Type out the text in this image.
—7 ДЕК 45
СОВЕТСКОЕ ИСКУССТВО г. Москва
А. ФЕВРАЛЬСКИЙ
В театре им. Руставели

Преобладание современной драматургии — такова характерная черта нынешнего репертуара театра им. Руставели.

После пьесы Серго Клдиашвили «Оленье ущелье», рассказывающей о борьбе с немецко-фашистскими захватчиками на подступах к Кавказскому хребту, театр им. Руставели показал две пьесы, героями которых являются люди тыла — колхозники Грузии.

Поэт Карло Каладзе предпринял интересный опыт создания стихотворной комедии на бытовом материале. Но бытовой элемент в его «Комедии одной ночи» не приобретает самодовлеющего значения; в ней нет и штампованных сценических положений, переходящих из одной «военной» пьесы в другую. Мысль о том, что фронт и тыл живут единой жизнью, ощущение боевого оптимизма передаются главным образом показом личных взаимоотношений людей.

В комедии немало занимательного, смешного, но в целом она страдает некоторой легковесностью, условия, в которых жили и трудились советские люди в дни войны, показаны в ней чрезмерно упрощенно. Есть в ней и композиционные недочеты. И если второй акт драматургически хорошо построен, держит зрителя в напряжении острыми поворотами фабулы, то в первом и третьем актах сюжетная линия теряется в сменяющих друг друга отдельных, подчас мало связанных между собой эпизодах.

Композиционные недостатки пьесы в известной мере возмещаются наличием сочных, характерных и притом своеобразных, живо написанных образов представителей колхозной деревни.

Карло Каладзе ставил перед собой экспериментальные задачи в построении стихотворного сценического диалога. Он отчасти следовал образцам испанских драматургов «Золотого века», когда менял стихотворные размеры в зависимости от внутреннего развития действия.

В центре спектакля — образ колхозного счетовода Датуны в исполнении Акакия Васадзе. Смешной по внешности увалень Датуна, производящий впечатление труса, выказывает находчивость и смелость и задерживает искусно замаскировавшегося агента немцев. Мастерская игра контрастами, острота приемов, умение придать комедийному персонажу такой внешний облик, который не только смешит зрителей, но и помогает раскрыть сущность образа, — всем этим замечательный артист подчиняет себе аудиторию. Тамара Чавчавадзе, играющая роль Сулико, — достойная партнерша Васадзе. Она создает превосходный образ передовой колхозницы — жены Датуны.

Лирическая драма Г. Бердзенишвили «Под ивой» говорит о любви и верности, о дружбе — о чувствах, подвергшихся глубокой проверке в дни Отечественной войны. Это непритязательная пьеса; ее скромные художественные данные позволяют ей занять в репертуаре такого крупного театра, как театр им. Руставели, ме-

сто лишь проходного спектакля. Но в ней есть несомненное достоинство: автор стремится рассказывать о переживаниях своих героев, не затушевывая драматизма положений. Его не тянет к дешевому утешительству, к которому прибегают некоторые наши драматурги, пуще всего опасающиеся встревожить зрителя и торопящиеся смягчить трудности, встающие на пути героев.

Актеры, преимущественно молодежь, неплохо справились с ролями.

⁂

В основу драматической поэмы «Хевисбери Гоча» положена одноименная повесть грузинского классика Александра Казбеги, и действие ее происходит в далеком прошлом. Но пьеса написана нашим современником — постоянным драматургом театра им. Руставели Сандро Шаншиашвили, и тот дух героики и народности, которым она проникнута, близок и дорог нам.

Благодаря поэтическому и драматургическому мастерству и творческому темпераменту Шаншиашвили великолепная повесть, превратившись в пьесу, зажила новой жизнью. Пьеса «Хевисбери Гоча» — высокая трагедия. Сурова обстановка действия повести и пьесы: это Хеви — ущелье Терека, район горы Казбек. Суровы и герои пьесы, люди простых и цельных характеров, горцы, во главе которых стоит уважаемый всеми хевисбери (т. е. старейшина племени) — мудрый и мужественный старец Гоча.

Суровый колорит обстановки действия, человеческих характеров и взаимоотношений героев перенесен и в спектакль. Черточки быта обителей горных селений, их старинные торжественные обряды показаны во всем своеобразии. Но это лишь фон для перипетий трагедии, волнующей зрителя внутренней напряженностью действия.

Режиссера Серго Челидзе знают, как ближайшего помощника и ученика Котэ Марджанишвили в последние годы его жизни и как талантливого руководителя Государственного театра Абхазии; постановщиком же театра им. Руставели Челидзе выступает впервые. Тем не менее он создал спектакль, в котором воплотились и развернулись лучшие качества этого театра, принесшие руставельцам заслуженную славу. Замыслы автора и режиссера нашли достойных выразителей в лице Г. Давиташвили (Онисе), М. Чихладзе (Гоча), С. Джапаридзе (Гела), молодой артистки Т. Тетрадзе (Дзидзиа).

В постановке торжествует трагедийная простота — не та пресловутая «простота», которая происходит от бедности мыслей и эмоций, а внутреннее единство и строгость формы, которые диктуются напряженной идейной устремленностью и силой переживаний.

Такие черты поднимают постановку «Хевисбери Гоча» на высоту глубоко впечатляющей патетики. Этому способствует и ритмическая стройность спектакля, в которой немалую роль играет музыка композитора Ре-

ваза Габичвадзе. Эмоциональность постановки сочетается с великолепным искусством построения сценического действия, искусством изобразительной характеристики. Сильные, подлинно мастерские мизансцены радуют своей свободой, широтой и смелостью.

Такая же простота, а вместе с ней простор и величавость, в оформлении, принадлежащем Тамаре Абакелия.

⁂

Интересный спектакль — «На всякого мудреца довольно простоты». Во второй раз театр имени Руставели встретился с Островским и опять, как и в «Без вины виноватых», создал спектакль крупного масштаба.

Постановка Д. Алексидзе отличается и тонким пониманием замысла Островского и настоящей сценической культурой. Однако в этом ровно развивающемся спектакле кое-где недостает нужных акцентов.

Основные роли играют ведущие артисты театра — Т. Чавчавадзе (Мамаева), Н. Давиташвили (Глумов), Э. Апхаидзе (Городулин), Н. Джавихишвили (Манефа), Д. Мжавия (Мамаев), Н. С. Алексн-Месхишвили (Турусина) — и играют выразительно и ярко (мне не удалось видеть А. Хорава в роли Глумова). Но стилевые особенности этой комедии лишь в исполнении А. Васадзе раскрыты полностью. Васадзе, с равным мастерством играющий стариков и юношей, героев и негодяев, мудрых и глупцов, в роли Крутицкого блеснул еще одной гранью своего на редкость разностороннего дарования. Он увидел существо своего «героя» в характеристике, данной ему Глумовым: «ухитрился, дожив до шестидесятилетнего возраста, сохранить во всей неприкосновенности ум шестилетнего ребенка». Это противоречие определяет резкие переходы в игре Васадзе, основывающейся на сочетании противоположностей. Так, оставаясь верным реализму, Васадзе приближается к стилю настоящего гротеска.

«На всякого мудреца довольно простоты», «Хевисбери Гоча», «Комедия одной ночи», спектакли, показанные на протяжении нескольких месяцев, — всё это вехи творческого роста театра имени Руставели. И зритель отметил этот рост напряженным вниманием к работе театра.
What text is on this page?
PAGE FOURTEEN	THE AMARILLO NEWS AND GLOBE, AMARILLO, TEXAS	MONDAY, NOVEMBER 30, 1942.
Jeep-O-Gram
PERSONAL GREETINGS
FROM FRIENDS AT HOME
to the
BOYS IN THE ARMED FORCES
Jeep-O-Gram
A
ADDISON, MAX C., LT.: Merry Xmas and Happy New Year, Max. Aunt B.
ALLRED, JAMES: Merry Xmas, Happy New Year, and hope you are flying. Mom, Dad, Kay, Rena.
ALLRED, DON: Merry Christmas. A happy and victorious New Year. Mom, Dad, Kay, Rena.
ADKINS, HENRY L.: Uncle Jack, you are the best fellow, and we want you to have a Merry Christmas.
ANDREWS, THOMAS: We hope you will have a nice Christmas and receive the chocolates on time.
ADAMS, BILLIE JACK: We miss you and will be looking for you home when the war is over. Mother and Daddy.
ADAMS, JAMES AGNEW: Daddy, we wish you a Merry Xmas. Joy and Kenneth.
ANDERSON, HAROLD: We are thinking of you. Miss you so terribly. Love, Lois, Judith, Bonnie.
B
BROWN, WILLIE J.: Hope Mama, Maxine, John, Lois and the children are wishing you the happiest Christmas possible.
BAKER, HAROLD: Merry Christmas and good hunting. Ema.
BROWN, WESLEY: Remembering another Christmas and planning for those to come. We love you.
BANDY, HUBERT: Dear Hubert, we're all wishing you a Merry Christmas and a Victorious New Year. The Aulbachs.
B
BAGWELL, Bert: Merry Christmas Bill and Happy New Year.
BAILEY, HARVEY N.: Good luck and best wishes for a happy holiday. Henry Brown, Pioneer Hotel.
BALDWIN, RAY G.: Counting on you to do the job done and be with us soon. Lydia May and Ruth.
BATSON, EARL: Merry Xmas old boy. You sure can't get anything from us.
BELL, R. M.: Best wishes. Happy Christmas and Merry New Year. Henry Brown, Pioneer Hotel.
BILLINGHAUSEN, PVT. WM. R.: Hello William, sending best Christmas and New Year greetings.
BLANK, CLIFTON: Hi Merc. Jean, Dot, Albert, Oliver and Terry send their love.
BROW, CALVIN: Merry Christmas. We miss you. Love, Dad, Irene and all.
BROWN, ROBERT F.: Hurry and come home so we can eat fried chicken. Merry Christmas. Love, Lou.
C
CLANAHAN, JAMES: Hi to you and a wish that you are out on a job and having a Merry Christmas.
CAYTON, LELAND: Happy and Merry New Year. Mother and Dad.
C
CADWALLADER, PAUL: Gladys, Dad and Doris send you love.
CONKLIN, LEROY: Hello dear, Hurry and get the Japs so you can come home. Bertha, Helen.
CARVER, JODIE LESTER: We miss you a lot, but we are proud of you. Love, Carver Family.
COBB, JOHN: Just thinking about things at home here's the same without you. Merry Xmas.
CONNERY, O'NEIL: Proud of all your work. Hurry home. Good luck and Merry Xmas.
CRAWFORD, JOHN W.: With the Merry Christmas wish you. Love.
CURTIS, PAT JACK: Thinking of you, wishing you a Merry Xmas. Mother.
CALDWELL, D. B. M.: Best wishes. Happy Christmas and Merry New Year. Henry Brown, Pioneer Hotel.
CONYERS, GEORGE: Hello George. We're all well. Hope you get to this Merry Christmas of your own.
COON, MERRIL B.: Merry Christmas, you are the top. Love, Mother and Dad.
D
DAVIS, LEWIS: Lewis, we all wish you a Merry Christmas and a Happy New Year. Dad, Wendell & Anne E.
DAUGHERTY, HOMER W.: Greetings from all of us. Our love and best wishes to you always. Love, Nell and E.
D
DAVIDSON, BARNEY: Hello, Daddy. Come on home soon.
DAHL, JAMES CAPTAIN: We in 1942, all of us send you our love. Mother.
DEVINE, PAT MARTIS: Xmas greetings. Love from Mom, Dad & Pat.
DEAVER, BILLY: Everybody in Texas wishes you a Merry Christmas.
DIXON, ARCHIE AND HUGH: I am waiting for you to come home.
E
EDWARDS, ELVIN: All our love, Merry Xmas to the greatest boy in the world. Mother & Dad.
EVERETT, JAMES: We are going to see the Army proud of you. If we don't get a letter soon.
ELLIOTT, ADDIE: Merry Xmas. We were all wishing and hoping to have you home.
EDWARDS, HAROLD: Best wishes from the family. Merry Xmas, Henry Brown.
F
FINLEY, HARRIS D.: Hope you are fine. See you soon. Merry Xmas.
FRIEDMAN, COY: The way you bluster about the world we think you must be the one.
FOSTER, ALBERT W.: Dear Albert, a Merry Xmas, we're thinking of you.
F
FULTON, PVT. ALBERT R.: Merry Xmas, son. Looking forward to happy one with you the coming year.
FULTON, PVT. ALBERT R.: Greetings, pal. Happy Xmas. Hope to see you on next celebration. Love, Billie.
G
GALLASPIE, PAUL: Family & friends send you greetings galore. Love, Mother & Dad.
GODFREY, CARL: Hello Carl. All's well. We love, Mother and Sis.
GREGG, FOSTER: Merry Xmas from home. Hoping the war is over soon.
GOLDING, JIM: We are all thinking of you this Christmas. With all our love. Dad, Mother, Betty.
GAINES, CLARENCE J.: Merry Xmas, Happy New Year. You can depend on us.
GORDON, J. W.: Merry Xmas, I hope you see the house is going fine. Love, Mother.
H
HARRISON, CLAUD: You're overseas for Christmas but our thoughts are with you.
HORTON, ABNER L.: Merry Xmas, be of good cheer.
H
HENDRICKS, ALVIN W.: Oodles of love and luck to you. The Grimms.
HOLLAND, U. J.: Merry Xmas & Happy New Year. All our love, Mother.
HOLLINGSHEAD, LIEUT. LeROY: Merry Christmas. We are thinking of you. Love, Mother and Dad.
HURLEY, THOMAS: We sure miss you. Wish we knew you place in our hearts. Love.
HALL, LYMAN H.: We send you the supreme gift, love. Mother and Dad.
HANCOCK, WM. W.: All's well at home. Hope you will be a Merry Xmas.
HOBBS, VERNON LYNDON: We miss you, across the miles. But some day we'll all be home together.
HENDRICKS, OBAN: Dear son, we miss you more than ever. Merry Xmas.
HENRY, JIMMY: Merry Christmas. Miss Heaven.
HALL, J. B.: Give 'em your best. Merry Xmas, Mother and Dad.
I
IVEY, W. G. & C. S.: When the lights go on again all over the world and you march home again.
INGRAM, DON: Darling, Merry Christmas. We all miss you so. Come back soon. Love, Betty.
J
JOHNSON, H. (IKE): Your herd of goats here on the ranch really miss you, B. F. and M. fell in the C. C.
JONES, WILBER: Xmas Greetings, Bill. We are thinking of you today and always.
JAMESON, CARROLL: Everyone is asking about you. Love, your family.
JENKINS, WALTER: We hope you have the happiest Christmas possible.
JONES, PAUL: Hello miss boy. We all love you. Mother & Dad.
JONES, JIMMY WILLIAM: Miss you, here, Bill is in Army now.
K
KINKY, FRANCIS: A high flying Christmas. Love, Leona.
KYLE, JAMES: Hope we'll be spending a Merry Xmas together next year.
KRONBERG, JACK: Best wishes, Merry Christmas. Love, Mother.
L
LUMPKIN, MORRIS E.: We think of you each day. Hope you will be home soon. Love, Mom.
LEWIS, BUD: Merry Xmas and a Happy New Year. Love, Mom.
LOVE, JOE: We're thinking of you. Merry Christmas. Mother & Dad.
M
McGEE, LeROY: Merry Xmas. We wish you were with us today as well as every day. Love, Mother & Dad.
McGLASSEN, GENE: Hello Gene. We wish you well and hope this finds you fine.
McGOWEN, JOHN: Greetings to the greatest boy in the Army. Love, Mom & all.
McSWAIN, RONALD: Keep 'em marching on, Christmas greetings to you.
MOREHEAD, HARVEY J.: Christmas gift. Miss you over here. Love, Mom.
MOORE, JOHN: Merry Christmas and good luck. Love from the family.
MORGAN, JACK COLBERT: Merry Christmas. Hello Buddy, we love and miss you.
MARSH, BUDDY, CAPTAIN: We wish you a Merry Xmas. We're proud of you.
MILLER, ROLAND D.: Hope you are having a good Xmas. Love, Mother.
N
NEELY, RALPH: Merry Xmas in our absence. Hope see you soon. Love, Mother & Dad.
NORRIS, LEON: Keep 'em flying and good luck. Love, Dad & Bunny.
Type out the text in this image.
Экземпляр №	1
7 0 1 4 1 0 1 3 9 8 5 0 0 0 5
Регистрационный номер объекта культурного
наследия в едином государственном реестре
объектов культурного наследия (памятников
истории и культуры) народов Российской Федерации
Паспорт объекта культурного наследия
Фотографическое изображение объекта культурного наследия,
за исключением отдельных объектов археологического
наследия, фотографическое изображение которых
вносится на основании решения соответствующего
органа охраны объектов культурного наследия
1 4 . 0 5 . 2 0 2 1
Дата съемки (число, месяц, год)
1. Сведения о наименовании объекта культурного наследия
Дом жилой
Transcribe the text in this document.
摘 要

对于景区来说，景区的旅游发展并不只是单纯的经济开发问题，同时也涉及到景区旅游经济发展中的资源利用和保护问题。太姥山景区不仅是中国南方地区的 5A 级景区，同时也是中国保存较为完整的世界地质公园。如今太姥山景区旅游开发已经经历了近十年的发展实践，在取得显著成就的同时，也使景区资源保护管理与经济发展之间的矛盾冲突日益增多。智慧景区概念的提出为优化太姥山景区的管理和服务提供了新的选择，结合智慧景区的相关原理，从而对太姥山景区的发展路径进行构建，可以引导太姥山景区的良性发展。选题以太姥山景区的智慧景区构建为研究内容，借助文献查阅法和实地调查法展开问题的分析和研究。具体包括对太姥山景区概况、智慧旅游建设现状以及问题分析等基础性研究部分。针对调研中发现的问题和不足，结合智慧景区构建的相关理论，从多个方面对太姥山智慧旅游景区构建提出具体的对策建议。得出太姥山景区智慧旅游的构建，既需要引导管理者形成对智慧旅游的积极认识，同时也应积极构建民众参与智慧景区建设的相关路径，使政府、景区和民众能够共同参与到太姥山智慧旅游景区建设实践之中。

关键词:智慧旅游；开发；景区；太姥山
◆ ◆ ◆ ◆
Say how many lines in the entries contain the string "Карло", and say nothing else.

▶ [Exercise response]
2